*DIRECTIVE:* Select each line where the word "VIDEO" appears.
════════════════
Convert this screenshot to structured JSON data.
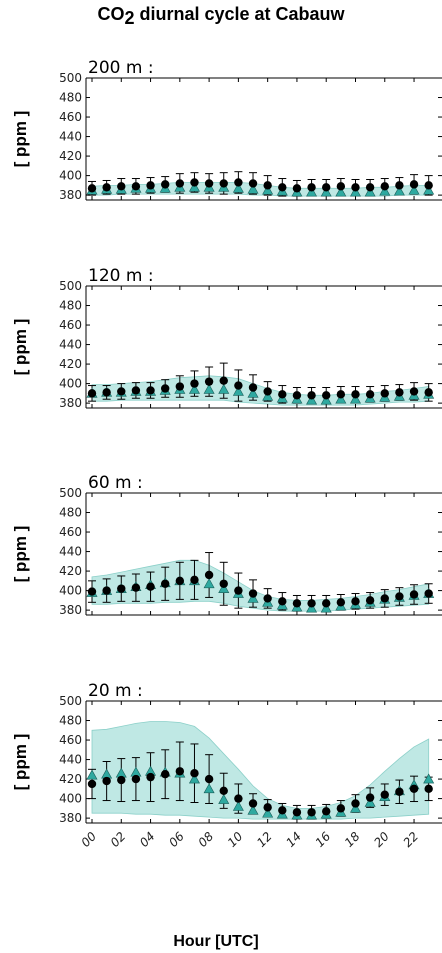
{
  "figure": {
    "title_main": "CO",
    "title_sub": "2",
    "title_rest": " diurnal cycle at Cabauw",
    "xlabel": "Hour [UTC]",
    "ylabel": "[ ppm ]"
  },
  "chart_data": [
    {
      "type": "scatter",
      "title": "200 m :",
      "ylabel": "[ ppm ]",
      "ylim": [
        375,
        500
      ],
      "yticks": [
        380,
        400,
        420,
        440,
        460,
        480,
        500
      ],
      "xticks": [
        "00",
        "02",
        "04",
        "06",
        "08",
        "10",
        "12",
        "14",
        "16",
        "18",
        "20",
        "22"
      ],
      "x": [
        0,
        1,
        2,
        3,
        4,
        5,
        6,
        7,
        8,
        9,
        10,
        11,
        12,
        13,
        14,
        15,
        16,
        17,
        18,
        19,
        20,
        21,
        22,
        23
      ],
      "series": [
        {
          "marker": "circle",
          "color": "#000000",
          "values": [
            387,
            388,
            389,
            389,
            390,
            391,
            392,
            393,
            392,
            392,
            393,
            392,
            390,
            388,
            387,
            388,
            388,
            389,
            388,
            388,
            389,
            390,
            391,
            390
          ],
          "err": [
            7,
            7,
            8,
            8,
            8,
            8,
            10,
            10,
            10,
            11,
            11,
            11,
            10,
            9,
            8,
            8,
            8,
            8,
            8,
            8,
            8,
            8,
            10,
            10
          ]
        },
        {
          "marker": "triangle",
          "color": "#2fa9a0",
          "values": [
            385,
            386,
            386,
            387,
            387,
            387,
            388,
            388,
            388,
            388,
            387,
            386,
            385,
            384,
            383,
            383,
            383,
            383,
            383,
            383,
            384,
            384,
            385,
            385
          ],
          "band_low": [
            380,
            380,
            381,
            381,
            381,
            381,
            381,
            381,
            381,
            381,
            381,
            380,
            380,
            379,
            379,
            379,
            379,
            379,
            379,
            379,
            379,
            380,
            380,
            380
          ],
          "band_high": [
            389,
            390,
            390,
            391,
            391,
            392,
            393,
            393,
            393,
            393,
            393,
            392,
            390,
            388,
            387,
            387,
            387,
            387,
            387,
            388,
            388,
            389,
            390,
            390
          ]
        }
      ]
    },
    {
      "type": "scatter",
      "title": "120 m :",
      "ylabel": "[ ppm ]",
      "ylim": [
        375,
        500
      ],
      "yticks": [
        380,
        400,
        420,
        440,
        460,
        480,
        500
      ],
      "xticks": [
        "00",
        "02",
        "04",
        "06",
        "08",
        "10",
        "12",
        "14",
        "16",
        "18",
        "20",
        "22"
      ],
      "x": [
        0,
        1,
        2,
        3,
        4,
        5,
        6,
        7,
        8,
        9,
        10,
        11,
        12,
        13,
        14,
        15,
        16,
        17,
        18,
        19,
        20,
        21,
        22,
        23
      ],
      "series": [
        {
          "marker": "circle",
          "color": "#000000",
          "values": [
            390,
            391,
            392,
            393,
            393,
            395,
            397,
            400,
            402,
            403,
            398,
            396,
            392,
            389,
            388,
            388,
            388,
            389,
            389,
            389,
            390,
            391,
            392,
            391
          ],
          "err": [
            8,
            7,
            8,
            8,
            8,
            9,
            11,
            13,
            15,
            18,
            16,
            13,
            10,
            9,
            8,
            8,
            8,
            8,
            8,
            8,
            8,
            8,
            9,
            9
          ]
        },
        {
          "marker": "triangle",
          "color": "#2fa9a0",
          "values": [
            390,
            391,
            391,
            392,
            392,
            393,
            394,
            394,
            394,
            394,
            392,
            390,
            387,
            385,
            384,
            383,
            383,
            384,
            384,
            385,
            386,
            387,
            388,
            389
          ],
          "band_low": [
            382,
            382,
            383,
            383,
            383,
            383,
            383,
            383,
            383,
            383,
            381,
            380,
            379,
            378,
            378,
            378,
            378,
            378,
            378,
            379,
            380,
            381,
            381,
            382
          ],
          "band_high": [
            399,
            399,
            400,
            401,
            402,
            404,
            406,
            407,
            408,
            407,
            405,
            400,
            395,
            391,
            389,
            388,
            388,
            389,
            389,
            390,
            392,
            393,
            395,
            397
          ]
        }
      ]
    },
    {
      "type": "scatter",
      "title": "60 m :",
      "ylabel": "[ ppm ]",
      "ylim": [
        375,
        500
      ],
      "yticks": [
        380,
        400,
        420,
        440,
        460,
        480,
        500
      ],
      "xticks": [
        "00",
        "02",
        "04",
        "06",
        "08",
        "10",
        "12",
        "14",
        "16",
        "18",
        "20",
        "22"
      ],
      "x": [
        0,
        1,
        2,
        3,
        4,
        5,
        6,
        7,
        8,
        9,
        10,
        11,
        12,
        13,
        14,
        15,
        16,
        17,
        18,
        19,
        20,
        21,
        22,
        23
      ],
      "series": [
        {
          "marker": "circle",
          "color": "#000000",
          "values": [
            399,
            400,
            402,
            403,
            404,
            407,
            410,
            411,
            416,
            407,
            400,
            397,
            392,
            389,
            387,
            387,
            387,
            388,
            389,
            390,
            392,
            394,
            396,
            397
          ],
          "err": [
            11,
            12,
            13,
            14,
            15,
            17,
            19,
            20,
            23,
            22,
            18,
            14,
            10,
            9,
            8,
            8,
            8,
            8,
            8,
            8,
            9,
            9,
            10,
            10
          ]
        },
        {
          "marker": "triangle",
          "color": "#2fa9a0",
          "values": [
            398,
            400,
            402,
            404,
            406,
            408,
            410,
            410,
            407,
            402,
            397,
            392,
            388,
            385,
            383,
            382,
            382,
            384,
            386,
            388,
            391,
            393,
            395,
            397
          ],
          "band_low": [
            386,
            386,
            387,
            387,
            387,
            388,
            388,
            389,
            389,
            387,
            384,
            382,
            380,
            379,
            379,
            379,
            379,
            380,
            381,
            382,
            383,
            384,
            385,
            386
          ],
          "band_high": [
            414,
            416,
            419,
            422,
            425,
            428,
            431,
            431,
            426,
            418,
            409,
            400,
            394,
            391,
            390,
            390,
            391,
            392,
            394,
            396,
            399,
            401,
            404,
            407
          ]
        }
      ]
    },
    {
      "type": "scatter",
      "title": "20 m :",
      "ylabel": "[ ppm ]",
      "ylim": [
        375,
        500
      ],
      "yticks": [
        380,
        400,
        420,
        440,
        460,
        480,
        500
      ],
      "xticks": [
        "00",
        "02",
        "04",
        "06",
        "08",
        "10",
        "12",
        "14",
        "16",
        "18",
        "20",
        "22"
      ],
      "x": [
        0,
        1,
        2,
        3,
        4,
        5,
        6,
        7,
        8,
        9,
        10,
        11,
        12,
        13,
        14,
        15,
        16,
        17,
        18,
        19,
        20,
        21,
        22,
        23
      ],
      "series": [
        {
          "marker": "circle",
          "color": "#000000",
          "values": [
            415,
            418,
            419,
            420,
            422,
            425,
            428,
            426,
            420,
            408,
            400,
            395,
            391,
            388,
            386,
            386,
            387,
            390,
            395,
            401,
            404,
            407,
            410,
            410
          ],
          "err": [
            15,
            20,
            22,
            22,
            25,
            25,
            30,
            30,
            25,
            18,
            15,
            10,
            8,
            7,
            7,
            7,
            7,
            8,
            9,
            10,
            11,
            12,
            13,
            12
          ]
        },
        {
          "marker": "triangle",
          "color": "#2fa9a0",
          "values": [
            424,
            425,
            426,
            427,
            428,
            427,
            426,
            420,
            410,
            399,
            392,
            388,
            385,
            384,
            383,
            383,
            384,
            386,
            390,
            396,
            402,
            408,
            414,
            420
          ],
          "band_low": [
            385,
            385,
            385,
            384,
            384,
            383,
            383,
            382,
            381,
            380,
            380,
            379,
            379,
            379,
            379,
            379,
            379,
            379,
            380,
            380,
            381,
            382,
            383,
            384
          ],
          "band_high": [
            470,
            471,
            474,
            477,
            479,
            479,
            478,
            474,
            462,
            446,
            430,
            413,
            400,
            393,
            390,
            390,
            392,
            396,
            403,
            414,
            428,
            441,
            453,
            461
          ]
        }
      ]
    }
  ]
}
════════════════
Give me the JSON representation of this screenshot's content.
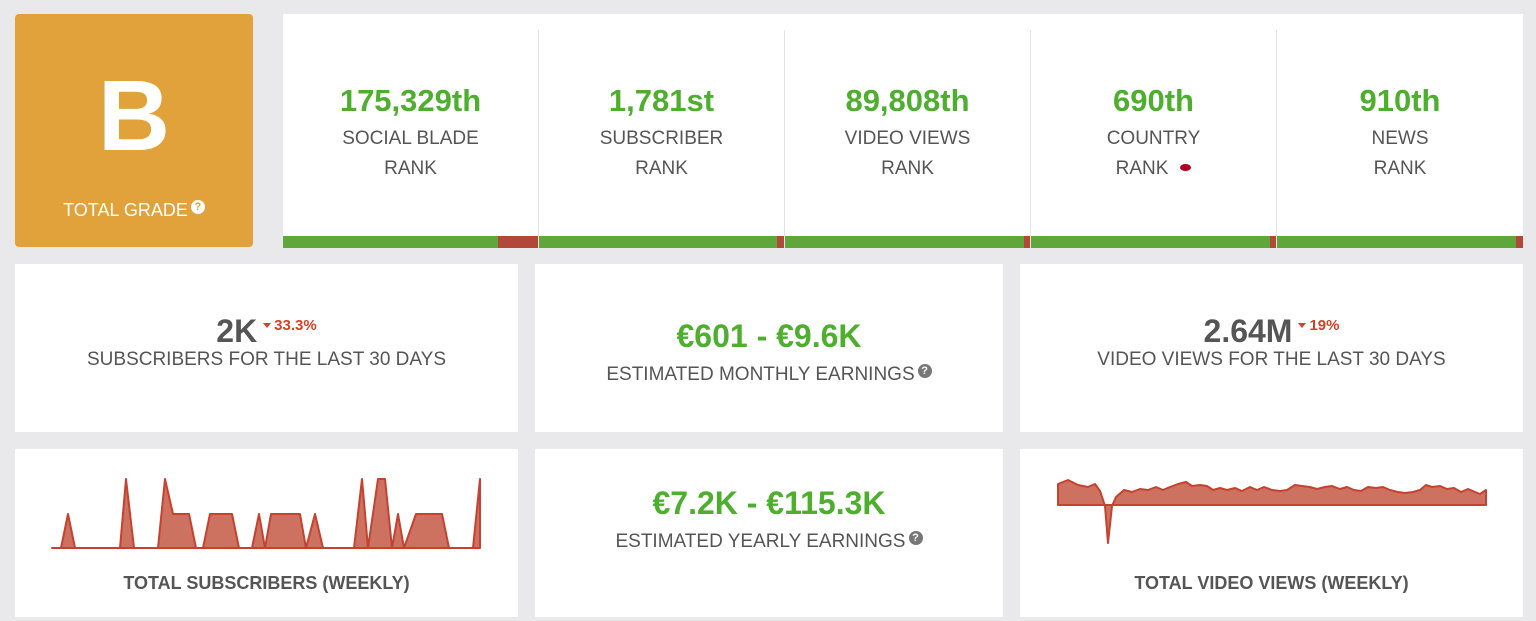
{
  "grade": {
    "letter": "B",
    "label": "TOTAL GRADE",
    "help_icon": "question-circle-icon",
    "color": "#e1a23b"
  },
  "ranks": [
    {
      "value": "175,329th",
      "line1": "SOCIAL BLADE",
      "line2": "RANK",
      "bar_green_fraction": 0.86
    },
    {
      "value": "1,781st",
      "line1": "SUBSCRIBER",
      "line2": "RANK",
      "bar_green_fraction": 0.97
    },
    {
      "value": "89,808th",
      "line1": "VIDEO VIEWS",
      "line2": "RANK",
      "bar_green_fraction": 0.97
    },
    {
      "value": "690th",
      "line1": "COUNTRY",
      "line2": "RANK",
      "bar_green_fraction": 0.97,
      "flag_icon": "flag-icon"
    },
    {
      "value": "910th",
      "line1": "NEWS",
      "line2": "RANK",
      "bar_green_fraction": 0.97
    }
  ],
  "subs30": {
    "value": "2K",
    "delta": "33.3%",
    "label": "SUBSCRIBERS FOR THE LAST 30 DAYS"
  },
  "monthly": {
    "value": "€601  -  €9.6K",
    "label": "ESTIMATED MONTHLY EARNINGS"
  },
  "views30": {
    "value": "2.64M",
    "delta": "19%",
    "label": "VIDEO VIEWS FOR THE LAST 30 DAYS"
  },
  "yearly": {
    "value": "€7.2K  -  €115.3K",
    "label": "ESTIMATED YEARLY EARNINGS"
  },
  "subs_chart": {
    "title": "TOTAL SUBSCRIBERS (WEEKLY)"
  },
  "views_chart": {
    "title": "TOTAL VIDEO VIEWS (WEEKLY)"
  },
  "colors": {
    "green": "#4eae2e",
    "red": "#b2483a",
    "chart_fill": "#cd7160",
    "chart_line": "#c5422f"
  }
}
════════════════
*FINAL RESULT:*
      "line1": "VIDEO VIEWS",
    "label": "VIDEO VIEWS FOR THE LAST 30 DAYS"
    "title": "TOTAL VIDEO VIEWS (WEEKLY)"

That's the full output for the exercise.